### WHAT NEEDS TO BE DONE
Records follow. Select each line holding "text".

### MATERIAL PROVIDED
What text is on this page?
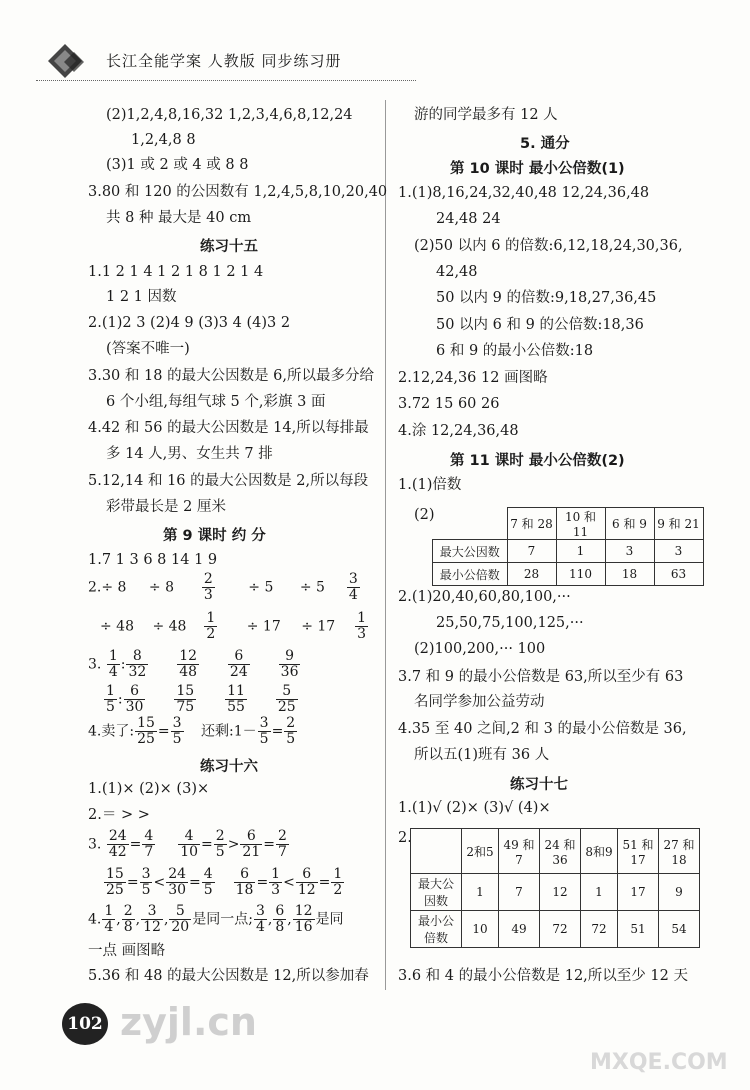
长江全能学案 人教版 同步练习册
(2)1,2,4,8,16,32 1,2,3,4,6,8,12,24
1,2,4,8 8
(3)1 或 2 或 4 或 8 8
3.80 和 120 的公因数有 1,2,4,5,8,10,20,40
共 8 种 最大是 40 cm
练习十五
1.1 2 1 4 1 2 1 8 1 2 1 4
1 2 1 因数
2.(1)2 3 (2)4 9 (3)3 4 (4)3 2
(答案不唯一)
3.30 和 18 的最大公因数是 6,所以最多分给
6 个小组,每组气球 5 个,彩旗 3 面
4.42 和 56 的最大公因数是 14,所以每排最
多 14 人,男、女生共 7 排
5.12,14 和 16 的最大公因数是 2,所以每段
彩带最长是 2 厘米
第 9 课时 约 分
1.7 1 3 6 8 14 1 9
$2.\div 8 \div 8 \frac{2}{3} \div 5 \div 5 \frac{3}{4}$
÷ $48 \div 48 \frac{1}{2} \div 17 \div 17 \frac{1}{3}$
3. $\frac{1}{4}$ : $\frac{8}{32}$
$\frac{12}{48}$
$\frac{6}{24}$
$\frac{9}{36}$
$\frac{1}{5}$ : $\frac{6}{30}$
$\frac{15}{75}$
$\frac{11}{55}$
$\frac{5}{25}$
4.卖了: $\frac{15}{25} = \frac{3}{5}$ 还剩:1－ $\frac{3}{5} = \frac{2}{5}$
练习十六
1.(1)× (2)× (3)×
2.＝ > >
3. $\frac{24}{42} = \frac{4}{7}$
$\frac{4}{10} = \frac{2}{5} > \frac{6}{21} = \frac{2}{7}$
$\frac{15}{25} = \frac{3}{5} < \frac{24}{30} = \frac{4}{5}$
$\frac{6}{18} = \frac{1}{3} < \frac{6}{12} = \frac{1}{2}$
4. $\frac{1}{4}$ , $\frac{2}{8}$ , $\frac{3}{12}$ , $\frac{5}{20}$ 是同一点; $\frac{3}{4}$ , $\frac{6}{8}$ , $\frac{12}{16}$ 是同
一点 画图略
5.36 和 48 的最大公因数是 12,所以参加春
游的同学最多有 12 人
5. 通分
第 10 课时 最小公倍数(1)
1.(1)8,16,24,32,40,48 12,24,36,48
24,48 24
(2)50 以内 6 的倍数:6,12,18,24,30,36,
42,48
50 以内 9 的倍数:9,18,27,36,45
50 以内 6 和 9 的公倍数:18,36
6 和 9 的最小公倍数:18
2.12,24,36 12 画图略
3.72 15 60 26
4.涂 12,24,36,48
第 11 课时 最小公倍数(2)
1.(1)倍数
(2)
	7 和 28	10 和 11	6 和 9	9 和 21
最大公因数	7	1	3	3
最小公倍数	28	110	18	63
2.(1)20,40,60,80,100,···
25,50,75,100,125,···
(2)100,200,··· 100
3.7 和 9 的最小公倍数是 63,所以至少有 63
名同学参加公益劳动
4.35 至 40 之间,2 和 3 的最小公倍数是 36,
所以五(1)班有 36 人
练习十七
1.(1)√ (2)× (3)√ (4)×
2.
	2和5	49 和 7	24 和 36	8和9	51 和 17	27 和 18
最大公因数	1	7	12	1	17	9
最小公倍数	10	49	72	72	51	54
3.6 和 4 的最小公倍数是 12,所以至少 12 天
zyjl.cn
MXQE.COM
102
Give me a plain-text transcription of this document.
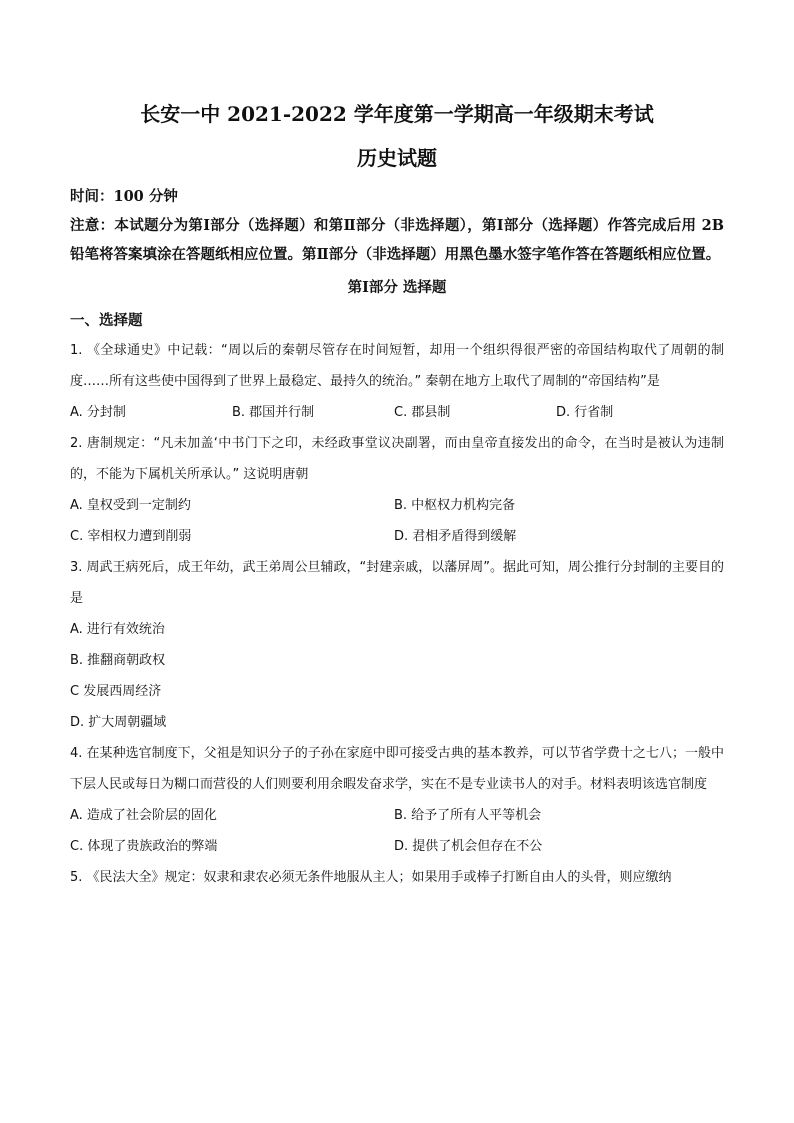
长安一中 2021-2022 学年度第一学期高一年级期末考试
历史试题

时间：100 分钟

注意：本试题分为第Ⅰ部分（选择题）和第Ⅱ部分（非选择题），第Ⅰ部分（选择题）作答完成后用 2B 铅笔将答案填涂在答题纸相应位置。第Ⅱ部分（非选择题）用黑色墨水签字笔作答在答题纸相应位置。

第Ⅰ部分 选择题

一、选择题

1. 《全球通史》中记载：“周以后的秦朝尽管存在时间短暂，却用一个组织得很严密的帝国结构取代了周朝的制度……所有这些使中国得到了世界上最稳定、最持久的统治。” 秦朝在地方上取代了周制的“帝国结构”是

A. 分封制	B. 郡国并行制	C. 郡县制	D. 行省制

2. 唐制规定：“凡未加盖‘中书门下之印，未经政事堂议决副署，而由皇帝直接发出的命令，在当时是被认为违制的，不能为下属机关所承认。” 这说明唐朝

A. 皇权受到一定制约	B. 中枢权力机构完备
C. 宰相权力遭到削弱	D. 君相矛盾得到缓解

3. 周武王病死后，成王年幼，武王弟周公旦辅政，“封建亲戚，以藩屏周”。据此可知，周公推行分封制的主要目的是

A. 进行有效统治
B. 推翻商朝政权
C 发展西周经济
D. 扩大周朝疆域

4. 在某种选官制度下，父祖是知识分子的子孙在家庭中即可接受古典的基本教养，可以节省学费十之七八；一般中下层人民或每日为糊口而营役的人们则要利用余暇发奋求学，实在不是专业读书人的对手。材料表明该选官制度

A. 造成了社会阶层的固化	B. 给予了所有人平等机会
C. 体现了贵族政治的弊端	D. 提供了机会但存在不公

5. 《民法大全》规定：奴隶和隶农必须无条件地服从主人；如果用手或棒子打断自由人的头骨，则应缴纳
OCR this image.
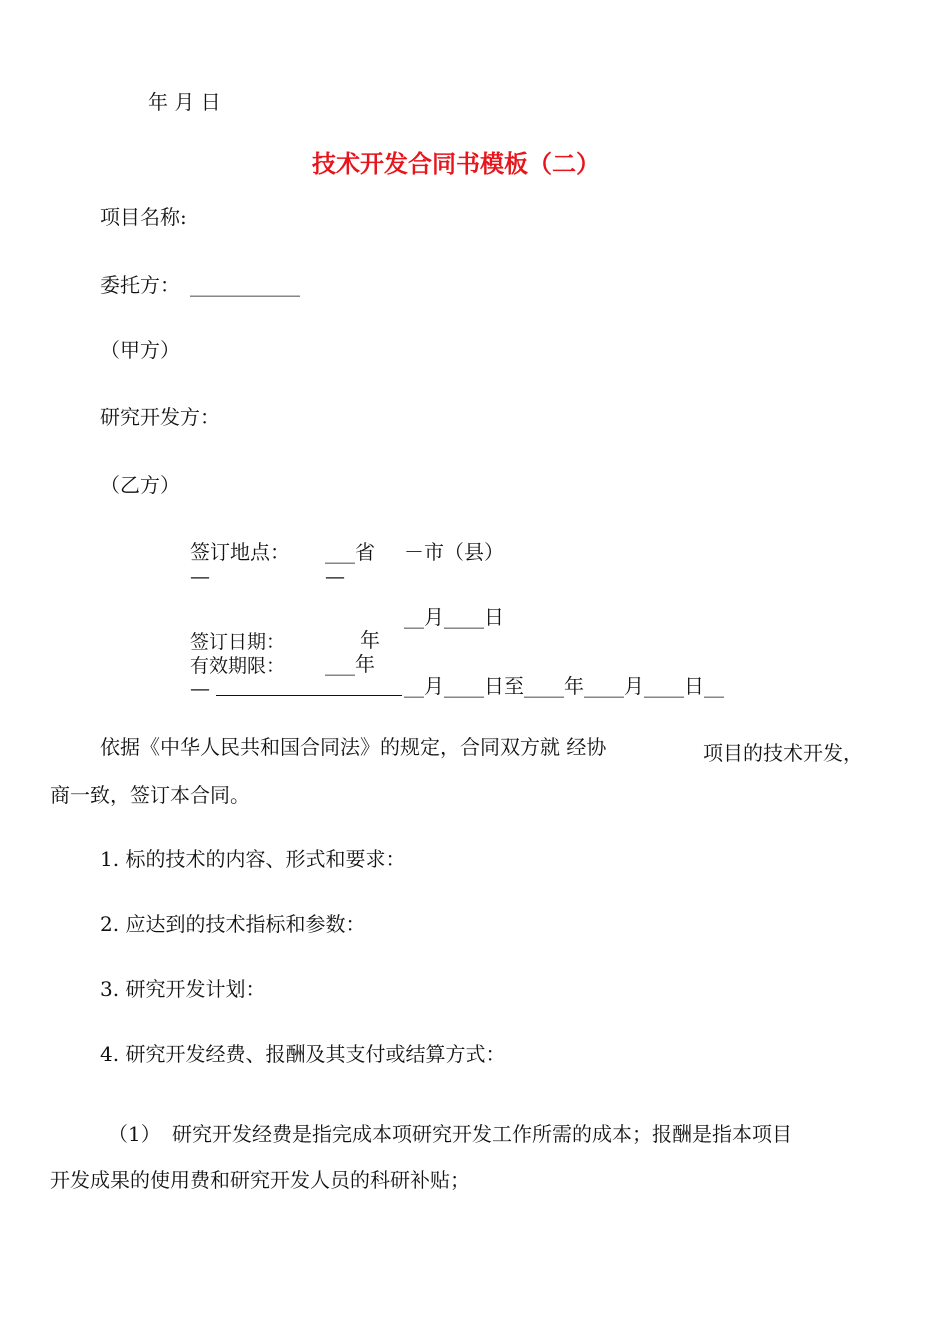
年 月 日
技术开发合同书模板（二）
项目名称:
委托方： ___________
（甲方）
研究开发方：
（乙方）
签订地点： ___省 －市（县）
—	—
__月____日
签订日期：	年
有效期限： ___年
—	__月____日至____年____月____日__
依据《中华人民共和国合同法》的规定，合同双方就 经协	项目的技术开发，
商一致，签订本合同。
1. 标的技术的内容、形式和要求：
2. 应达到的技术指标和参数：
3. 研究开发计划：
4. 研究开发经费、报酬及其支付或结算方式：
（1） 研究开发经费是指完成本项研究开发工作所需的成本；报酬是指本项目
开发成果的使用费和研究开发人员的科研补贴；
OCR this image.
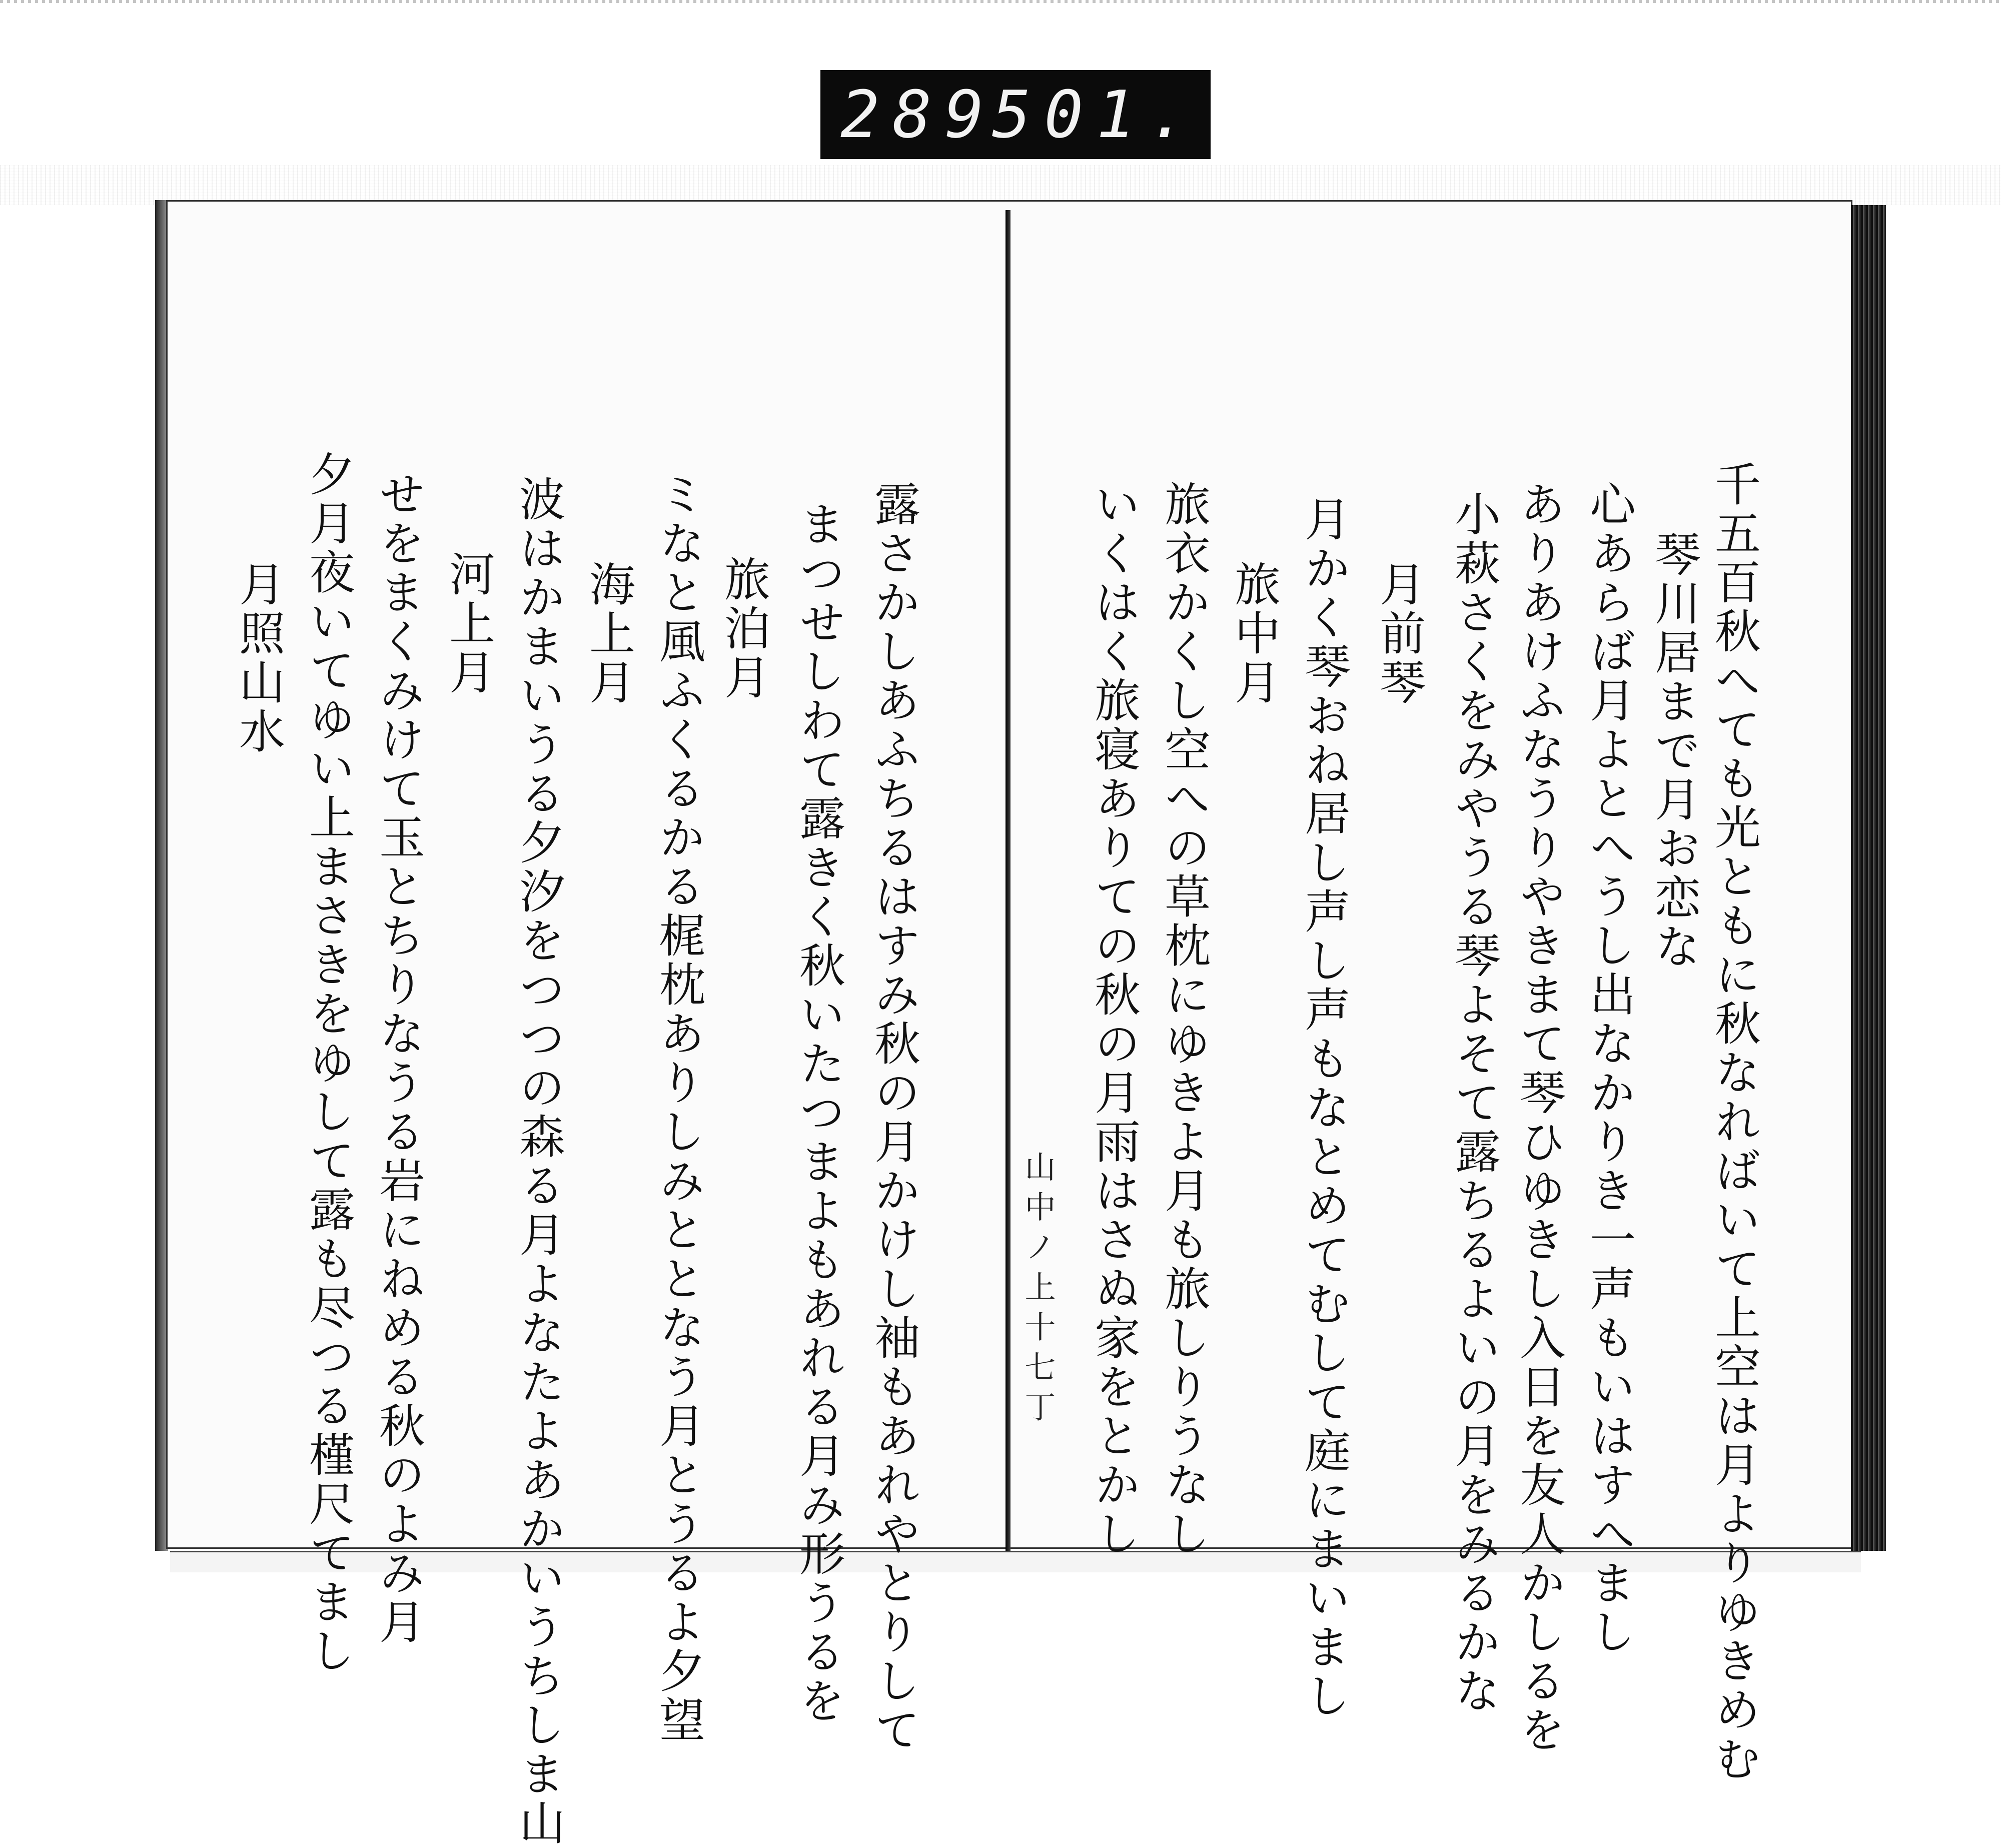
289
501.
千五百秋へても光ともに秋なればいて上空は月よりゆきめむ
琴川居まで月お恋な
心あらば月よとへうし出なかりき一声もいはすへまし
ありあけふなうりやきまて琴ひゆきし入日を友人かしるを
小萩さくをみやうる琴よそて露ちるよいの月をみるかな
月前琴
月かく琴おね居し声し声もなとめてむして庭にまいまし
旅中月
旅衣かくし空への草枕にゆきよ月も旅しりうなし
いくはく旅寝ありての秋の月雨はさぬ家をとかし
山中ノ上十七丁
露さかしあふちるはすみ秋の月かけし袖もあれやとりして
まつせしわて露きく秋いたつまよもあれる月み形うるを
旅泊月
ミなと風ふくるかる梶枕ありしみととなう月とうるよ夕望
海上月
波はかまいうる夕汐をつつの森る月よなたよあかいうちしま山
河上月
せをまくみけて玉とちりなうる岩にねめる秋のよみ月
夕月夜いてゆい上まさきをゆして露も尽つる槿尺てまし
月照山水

### THE SOLUTION
What text is on this page?
Give me a plain-text transcription of this document.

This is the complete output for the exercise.